- _Direction_:
Every line that holds the string "Carlos" is to be identified and copied.

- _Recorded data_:
[Start]
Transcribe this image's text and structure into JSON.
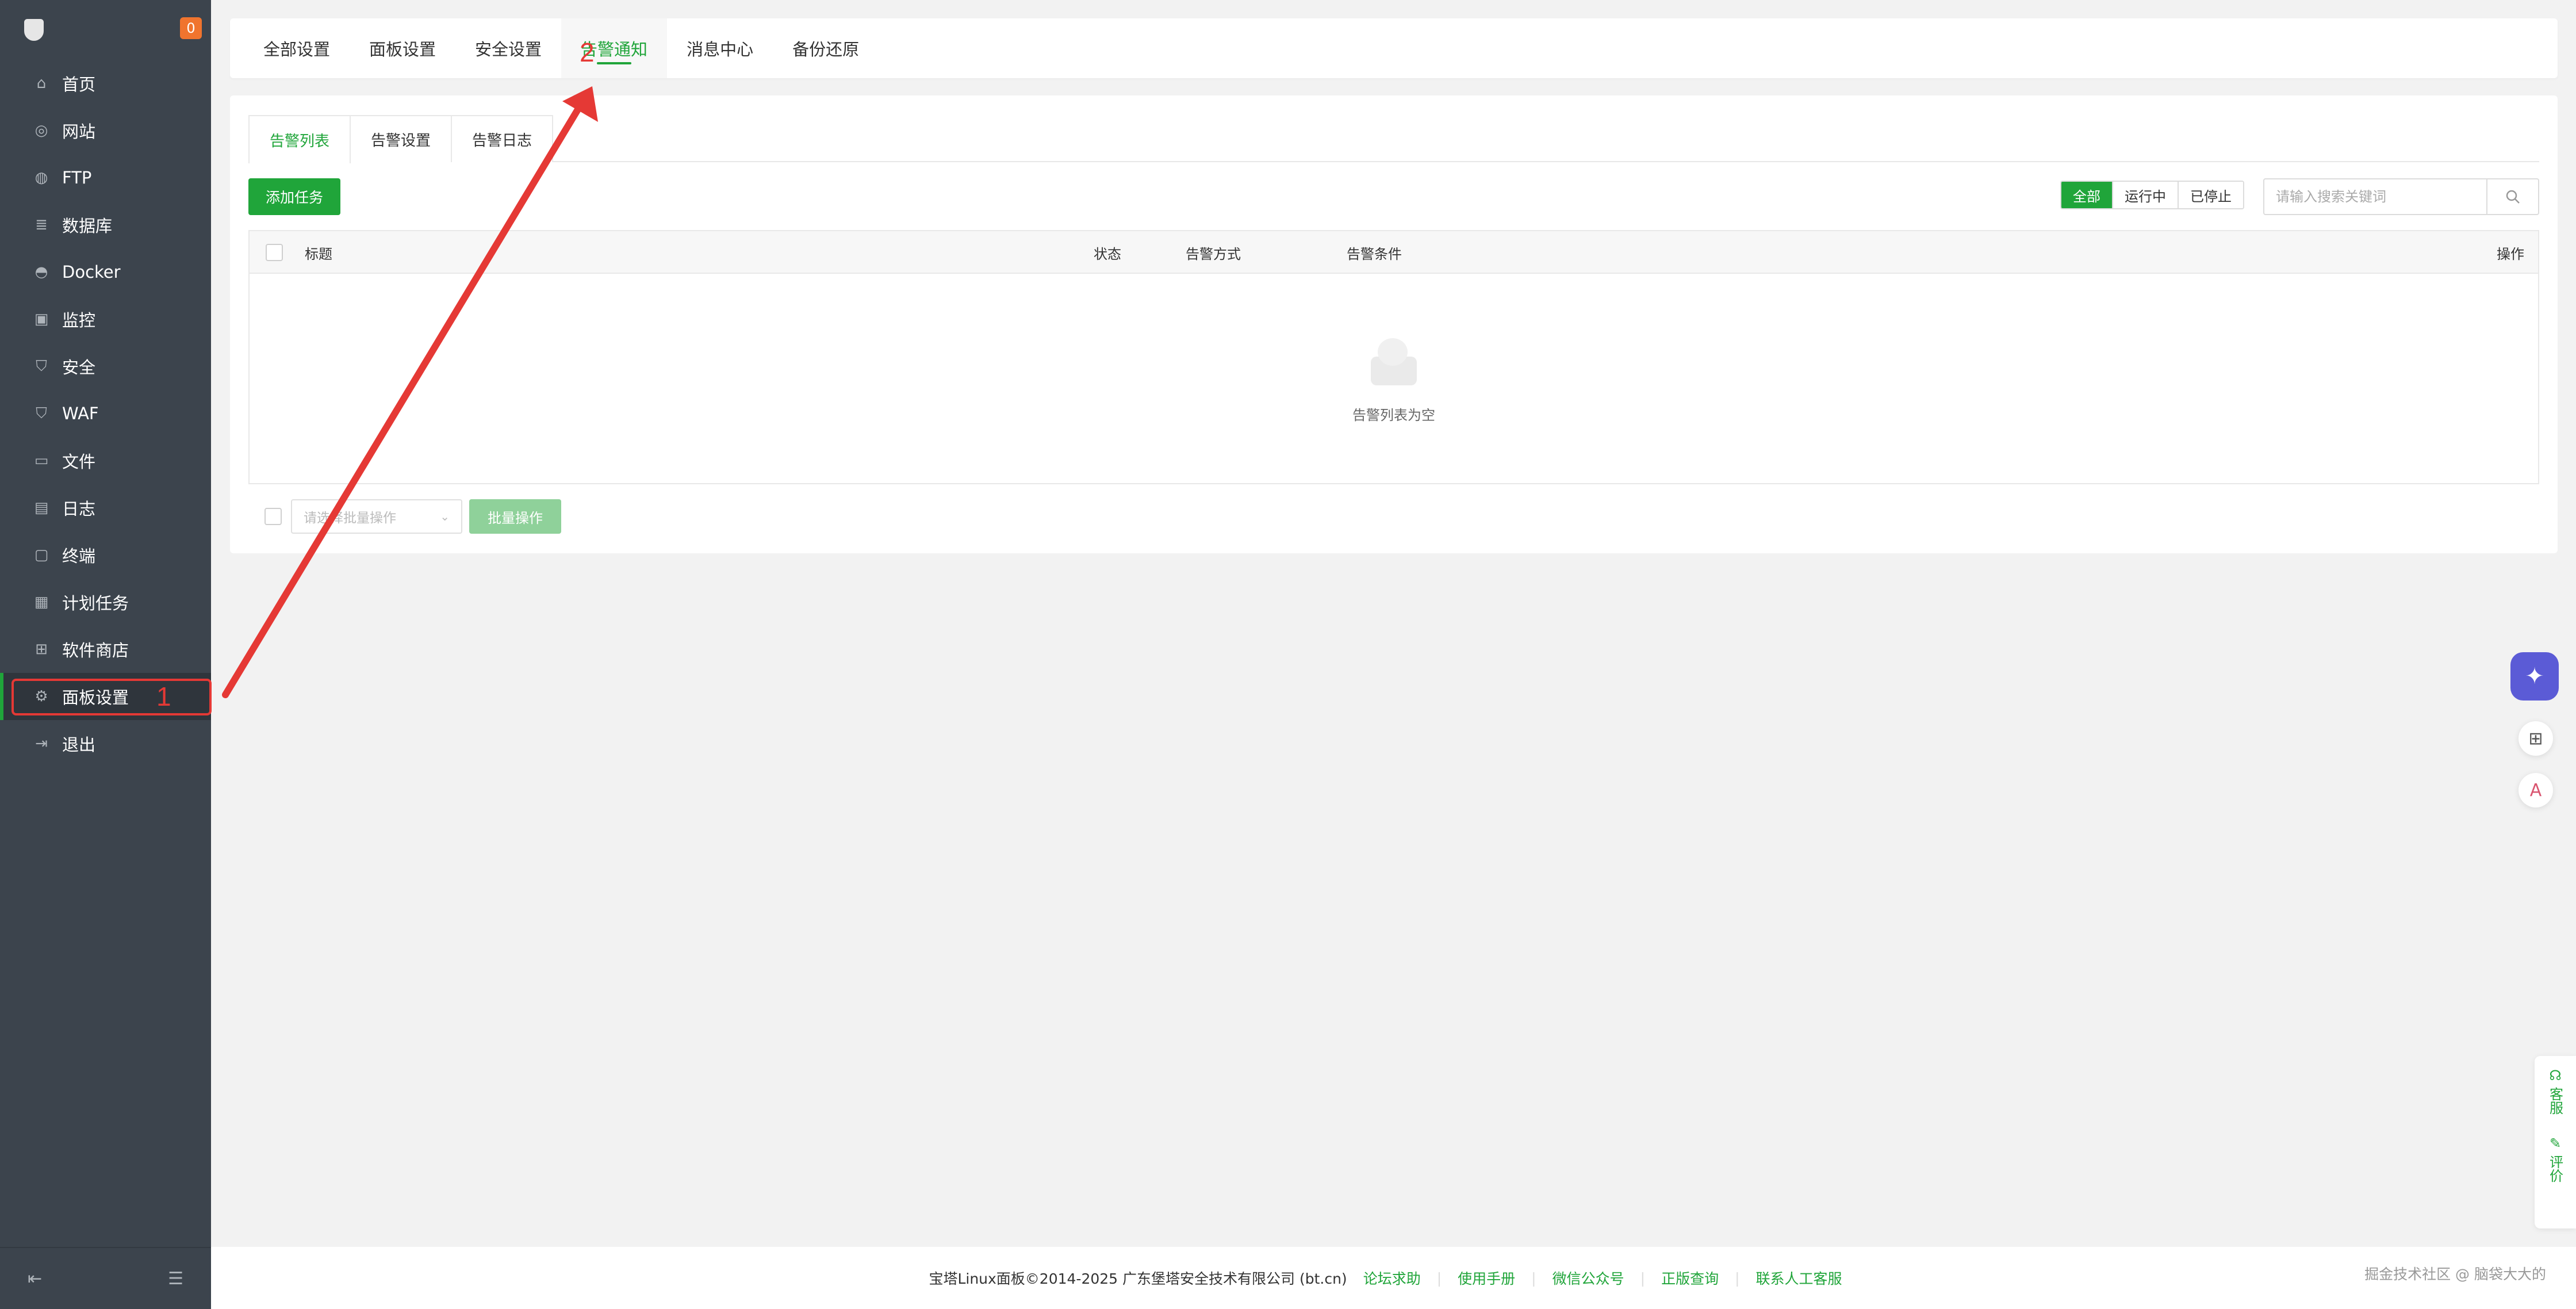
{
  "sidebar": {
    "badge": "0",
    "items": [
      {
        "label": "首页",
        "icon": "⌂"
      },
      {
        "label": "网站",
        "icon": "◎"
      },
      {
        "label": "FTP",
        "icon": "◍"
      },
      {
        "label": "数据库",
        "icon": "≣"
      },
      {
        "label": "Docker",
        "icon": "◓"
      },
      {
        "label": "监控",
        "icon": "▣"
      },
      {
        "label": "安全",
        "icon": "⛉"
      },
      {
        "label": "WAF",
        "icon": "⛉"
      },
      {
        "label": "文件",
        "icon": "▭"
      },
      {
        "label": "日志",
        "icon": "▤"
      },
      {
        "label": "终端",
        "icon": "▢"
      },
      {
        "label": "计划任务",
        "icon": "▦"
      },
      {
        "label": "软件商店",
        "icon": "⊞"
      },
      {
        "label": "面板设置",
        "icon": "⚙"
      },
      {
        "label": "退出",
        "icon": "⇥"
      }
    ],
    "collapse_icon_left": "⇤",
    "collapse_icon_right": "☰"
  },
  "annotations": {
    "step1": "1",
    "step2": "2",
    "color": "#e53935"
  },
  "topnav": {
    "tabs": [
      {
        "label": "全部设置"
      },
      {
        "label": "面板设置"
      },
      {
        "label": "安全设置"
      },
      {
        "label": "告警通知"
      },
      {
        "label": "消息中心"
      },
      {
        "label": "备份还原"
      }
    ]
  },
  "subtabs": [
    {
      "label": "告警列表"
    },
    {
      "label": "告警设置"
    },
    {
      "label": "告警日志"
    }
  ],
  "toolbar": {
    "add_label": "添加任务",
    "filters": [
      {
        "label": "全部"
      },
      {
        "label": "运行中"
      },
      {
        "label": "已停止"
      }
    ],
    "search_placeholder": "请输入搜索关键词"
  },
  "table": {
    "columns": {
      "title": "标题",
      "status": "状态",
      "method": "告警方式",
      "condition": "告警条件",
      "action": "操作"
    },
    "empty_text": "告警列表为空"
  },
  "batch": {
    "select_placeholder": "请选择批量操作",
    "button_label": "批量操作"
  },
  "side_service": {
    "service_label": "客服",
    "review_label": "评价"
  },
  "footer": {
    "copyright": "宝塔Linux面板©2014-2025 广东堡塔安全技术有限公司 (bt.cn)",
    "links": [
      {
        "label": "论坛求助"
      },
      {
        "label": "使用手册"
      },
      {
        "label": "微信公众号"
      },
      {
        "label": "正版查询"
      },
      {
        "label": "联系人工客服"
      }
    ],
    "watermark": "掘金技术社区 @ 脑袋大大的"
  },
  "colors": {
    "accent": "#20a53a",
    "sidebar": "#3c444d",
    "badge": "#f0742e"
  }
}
[End]
[Start]
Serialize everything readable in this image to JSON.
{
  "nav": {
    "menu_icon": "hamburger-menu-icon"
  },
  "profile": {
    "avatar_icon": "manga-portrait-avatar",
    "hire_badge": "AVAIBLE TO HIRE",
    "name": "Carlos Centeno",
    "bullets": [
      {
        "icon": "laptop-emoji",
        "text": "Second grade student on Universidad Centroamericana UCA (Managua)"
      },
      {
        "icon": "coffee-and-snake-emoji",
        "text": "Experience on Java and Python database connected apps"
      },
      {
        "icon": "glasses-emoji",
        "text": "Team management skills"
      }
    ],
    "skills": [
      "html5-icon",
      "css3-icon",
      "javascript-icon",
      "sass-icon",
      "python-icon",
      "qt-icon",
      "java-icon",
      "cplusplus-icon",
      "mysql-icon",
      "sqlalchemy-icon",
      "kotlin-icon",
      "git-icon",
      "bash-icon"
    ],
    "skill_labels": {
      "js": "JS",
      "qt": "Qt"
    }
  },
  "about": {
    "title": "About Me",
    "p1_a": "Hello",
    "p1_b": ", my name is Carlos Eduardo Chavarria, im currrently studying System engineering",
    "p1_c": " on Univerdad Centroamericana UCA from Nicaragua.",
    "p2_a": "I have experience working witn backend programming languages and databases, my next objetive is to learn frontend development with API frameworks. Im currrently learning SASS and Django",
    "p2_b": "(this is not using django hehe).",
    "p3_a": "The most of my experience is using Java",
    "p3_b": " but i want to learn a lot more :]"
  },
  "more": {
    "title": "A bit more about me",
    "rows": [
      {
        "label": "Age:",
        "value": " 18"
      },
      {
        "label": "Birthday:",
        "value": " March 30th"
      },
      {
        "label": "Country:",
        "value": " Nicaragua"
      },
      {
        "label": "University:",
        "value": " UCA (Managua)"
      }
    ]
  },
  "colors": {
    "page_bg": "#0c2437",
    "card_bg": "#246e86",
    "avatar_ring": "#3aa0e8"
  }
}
[End]
[Start]
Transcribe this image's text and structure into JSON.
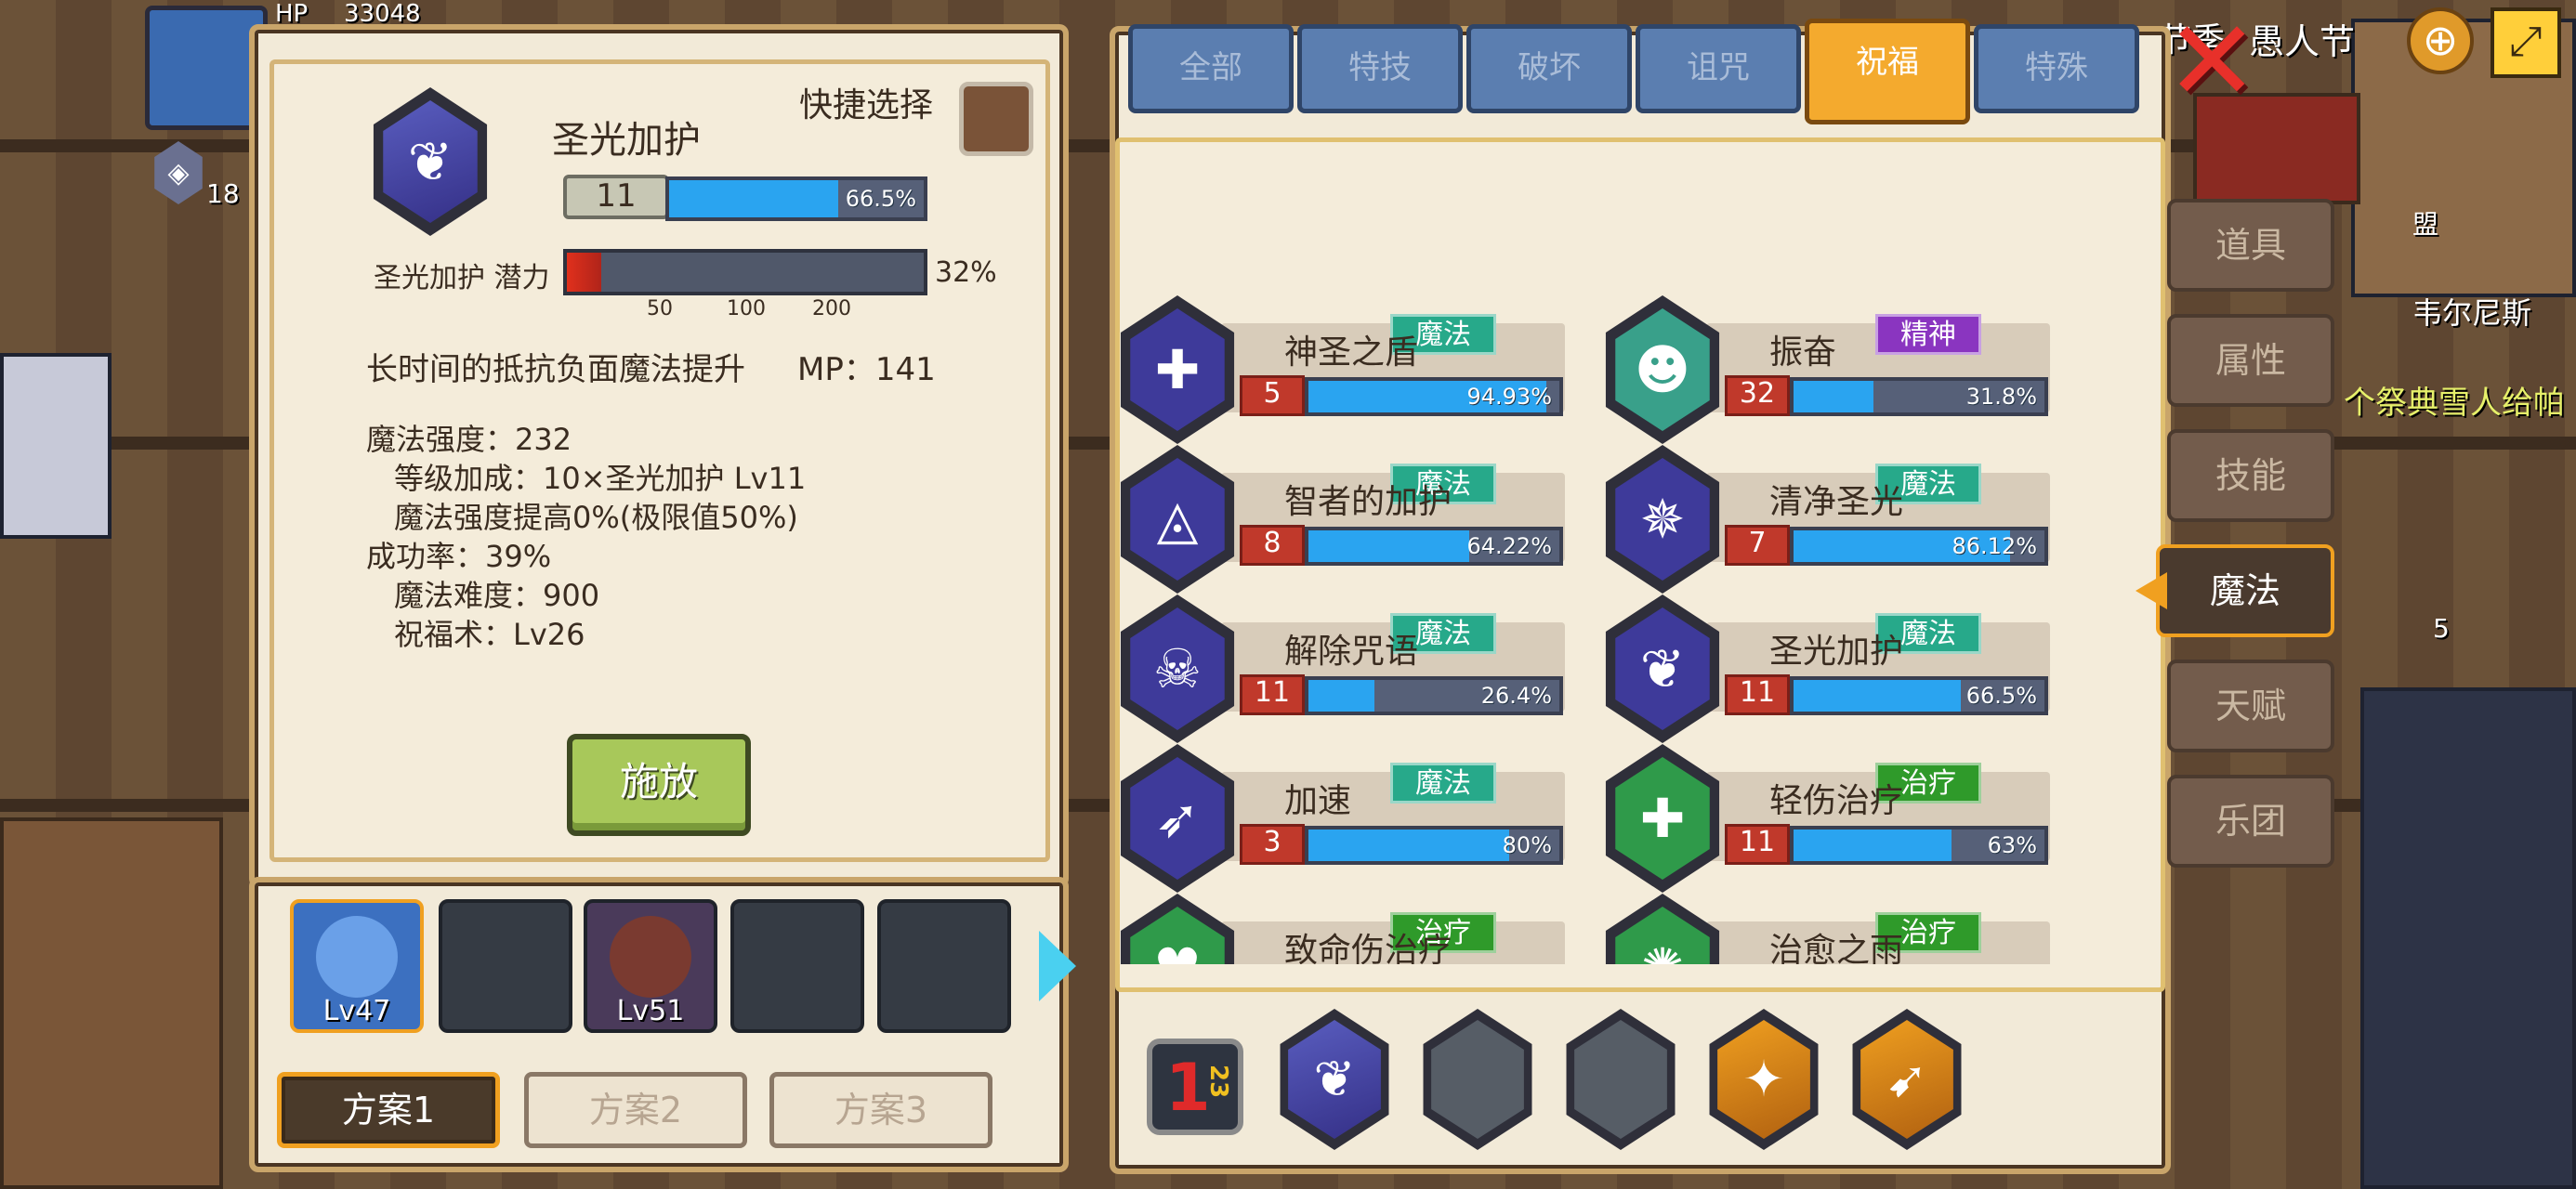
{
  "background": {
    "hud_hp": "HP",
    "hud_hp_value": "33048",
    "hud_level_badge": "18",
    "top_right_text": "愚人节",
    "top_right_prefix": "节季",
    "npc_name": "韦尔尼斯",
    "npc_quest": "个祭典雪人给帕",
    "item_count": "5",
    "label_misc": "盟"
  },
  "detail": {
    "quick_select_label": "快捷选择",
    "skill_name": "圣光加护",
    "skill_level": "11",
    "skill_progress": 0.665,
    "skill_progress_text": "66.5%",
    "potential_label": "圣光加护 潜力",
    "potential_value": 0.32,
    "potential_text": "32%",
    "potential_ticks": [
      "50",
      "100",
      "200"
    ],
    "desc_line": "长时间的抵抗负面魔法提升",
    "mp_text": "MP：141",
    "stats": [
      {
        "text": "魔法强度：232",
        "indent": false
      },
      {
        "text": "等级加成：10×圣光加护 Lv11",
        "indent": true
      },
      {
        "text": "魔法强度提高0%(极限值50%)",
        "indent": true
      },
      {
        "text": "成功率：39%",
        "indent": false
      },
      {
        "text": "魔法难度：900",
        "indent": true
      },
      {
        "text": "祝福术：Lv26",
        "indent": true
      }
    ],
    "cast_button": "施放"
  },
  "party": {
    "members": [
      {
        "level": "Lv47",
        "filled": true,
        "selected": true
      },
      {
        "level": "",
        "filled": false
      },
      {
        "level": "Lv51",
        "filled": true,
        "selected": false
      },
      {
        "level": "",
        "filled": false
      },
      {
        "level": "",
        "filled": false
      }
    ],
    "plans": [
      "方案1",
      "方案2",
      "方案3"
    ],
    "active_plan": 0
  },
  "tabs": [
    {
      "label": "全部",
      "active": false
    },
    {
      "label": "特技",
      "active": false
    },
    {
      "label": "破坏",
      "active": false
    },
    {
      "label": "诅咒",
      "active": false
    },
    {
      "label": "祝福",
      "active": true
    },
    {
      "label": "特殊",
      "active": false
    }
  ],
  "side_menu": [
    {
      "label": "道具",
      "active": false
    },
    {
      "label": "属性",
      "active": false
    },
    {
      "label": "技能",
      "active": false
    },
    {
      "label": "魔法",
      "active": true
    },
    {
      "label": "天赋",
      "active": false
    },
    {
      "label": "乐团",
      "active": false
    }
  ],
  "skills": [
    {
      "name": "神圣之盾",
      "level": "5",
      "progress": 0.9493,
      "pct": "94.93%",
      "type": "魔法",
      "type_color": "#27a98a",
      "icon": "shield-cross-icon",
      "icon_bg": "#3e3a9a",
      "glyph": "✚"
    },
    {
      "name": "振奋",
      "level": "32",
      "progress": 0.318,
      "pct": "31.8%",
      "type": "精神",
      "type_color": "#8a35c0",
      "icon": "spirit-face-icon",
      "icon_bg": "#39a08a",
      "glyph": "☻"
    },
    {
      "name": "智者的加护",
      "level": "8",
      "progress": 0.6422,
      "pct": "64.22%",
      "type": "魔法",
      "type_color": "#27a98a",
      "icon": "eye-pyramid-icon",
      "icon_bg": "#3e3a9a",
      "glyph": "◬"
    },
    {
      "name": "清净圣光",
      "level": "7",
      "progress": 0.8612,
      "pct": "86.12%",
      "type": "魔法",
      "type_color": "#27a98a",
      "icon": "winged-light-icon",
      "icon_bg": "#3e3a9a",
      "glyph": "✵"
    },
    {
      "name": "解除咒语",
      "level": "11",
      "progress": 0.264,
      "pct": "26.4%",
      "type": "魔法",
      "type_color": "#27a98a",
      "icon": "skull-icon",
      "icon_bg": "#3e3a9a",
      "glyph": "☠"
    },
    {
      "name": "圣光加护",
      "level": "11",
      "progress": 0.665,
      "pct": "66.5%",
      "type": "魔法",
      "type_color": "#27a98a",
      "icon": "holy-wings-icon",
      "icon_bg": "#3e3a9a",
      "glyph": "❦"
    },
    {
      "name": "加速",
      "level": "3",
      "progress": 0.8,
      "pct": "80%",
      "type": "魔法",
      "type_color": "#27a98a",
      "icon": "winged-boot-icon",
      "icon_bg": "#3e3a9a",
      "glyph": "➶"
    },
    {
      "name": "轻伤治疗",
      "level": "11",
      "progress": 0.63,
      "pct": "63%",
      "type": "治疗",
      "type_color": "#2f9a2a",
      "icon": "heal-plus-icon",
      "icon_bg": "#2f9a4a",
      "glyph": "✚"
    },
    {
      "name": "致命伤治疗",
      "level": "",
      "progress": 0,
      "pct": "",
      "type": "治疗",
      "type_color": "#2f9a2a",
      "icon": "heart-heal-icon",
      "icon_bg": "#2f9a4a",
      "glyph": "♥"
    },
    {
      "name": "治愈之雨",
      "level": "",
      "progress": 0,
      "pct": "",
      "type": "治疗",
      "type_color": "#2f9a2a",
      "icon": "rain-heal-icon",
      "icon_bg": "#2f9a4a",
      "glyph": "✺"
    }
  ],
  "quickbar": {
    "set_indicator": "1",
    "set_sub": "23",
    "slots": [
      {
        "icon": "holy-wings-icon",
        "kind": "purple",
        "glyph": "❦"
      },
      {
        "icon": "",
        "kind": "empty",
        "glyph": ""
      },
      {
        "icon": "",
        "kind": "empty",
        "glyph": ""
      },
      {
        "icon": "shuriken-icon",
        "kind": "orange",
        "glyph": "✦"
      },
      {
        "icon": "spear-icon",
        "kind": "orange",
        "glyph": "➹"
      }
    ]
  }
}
[End]
- _Expected answer_:
    "name": "Carlos Centeno",
    "p1_b": ", my name is Carlos Eduardo Chavarria, im currrently studying System engineering",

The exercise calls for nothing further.